# [What is asked]
Repeat all of the data precisely.
[Begin]
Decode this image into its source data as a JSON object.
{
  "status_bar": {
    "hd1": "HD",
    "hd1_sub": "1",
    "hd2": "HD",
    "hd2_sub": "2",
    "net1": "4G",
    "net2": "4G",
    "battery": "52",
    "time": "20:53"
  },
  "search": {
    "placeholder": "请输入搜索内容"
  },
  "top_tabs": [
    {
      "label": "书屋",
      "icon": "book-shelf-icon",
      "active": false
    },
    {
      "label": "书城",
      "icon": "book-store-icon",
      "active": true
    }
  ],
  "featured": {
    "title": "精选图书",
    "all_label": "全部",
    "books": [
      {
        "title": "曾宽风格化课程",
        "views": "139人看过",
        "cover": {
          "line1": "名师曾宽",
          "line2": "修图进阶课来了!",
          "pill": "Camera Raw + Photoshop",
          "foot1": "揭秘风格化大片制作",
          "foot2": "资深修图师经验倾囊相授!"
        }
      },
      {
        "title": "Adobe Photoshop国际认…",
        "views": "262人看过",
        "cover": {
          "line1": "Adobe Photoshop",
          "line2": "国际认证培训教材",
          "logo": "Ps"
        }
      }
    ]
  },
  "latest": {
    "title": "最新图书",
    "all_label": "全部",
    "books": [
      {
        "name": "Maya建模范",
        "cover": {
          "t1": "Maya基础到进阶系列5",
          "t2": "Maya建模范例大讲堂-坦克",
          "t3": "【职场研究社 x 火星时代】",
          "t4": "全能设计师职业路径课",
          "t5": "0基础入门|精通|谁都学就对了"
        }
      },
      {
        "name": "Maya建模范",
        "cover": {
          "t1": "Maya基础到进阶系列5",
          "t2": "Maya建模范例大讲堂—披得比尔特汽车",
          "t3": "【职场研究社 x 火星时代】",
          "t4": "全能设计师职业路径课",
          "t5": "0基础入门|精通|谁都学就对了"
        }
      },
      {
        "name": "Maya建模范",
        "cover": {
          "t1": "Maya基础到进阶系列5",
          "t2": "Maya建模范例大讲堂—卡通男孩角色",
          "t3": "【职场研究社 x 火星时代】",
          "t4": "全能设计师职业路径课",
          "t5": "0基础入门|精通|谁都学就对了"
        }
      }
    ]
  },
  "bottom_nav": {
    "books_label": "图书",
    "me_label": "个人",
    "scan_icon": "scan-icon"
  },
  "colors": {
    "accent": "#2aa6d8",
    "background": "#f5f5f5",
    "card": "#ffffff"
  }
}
[End]
# [The answer]
Decode this image into its source data as a JSON object.
{
  "status_bar": {
    "hd1": "HD",
    "hd1_sub": "1",
    "hd2": "HD",
    "hd2_sub": "2",
    "net1": "4G",
    "net2": "4G",
    "battery": "52",
    "time": "20:53"
  },
  "search": {
    "placeholder": "请输入搜索内容"
  },
  "top_tabs": [
    {
      "label": "书屋",
      "icon": "book-shelf-icon",
      "active": false
    },
    {
      "label": "书城",
      "icon": "book-store-icon",
      "active": true
    }
  ],
  "featured": {
    "title": "精选图书",
    "all_label": "全部",
    "books": [
      {
        "title": "曾宽风格化课程",
        "views": "139人看过",
        "cover": {
          "line1": "名师曾宽",
          "line2": "修图进阶课来了!",
          "pill": "Camera Raw + Photoshop",
          "foot1": "揭秘风格化大片制作",
          "foot2": "资深修图师经验倾囊相授!"
        }
      },
      {
        "title": "Adobe Photoshop国际认…",
        "views": "262人看过",
        "cover": {
          "line1": "Adobe Photoshop",
          "line2": "国际认证培训教材",
          "logo": "Ps"
        }
      }
    ]
  },
  "latest": {
    "title": "最新图书",
    "all_label": "全部",
    "books": [
      {
        "name": "Maya建模范",
        "cover": {
          "t1": "Maya基础到进阶系列5",
          "t2": "Maya建模范例大讲堂-坦克",
          "t3": "【职场研究社 x 火星时代】",
          "t4": "全能设计师职业路径课",
          "t5": "0基础入门|精通|谁都学就对了"
        }
      },
      {
        "name": "Maya建模范",
        "cover": {
          "t1": "Maya基础到进阶系列5",
          "t2": "Maya建模范例大讲堂—披得比尔特汽车",
          "t3": "【职场研究社 x 火星时代】",
          "t4": "全能设计师职业路径课",
          "t5": "0基础入门|精通|谁都学就对了"
        }
      },
      {
        "name": "Maya建模范",
        "cover": {
          "t1": "Maya基础到进阶系列5",
          "t2": "Maya建模范例大讲堂—卡通男孩角色",
          "t3": "【职场研究社 x 火星时代】",
          "t4": "全能设计师职业路径课",
          "t5": "0基础入门|精通|谁都学就对了"
        }
      }
    ]
  },
  "bottom_nav": {
    "books_label": "图书",
    "me_label": "个人",
    "scan_icon": "scan-icon"
  },
  "colors": {
    "accent": "#2aa6d8",
    "background": "#f5f5f5",
    "card": "#ffffff"
  }
}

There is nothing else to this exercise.